━━ DATA ROWS
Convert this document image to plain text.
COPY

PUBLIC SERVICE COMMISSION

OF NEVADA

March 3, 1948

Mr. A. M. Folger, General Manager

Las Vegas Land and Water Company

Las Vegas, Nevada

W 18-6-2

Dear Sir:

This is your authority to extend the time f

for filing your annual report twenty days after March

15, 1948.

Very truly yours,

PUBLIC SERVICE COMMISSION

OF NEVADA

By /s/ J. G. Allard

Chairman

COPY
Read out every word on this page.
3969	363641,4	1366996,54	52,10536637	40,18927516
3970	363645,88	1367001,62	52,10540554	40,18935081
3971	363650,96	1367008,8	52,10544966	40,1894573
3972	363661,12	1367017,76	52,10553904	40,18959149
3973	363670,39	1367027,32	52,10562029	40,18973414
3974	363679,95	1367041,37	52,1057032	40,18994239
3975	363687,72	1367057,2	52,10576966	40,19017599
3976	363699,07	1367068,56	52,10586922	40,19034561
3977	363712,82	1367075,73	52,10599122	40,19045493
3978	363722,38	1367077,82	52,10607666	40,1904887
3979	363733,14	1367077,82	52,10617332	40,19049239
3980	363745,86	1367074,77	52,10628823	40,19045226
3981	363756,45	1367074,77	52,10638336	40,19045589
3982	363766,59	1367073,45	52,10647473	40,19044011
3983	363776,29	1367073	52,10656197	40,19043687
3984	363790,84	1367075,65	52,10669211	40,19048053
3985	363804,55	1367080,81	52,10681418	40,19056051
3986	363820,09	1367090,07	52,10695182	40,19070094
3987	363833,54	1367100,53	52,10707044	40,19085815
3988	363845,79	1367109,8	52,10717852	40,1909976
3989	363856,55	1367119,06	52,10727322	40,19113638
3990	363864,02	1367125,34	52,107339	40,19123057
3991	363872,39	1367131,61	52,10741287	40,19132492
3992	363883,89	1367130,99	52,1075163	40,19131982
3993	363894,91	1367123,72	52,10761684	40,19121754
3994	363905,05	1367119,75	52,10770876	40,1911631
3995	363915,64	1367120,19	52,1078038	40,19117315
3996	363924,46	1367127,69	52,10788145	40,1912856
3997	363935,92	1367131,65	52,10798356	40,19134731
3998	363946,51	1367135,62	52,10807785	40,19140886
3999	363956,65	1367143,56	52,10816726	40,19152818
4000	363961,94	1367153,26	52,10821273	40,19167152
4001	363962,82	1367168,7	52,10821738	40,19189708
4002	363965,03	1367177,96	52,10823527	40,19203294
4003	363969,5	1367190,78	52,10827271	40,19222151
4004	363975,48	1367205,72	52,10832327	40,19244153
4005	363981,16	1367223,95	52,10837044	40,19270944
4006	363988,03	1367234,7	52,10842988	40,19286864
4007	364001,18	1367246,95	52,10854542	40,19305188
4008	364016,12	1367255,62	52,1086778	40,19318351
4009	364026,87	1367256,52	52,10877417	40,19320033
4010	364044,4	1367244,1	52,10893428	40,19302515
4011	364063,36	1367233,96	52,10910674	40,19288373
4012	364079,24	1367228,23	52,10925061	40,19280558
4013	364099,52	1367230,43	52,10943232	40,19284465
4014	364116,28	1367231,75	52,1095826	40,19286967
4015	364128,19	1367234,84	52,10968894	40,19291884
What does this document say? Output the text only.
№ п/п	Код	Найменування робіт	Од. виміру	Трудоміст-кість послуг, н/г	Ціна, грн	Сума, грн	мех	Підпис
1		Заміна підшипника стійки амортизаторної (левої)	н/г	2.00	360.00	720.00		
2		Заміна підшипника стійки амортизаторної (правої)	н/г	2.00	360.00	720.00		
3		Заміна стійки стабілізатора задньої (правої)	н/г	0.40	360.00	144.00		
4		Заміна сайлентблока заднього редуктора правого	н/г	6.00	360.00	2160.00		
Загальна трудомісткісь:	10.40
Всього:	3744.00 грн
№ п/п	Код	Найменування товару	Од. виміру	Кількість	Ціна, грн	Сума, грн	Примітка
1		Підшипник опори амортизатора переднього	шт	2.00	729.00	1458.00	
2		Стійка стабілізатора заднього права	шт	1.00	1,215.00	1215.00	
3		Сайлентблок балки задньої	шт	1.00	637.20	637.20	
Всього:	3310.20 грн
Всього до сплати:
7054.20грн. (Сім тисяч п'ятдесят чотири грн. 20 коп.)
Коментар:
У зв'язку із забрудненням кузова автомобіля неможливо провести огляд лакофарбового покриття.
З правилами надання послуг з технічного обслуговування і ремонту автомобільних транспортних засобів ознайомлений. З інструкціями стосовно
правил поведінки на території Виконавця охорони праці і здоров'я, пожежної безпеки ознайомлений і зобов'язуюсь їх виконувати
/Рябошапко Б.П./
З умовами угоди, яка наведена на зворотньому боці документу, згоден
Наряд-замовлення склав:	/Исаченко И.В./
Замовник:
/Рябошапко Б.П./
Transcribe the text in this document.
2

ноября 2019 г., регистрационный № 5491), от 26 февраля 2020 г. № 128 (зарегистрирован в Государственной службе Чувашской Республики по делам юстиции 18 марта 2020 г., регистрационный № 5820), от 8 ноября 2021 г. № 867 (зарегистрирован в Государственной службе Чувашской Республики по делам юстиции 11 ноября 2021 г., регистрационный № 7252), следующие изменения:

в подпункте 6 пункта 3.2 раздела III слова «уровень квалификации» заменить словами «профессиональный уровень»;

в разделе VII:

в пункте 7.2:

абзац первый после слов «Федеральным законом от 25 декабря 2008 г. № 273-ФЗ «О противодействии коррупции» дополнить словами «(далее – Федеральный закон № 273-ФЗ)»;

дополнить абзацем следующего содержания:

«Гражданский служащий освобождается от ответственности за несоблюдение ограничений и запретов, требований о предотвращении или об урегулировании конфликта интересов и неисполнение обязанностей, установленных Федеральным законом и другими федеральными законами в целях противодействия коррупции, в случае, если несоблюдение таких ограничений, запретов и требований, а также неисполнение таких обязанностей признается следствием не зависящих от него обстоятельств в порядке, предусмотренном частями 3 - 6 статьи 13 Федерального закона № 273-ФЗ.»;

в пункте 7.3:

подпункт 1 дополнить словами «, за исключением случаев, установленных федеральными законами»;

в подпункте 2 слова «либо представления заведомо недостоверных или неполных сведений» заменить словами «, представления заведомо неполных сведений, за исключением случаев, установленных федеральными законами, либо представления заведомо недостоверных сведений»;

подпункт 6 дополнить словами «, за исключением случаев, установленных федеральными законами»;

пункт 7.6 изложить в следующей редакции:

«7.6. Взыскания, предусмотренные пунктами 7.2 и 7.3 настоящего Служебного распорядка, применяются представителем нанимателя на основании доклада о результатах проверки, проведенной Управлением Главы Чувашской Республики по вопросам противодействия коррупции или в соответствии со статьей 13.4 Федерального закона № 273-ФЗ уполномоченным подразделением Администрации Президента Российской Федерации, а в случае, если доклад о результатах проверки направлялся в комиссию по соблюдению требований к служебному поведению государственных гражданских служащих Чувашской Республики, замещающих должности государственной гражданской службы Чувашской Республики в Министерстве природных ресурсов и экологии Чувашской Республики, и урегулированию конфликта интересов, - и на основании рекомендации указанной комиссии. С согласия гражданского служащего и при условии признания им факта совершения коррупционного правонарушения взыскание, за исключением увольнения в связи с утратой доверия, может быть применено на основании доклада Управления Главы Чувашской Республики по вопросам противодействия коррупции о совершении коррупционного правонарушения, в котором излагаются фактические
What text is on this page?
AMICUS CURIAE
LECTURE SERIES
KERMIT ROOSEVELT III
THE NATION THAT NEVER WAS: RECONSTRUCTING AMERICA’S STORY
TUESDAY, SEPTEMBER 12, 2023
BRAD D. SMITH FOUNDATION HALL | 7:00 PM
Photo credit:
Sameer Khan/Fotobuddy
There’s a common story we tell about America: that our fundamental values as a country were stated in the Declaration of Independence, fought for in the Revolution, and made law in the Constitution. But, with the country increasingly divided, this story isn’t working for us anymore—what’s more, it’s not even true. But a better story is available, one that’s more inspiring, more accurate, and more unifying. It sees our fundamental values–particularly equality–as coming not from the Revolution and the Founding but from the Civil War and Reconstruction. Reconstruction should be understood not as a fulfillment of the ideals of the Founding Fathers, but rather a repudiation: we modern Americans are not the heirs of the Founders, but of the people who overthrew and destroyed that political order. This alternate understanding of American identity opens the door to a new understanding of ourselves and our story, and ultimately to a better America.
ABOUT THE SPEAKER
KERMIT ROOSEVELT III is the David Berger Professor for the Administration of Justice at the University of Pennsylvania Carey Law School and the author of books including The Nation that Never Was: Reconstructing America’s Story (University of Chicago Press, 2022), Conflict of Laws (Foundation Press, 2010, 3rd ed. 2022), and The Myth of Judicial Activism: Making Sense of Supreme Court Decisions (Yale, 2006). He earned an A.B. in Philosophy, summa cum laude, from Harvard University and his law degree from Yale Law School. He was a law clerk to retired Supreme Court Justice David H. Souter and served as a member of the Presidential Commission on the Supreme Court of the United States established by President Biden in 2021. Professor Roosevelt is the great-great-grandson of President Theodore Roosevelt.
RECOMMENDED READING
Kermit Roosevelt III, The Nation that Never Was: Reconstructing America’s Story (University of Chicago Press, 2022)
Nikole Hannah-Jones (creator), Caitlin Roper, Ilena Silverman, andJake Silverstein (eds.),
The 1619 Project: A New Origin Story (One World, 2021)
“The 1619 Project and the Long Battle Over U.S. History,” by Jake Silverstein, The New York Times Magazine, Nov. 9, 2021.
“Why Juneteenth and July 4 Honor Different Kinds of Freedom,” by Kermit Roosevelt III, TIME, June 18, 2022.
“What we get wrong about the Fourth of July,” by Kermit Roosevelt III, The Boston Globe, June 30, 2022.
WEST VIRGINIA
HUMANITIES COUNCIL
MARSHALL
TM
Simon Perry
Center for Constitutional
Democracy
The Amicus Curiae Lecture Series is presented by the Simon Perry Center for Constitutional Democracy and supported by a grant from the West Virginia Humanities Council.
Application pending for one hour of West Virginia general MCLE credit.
━━━━
> _INSTRUCTIONS FOR THE TASK_
Copy each line above containing the string "document".

> _REPLY_
Convert this document image to plain text.
What does this document say? Output the text only.
Transcribe the text in this document.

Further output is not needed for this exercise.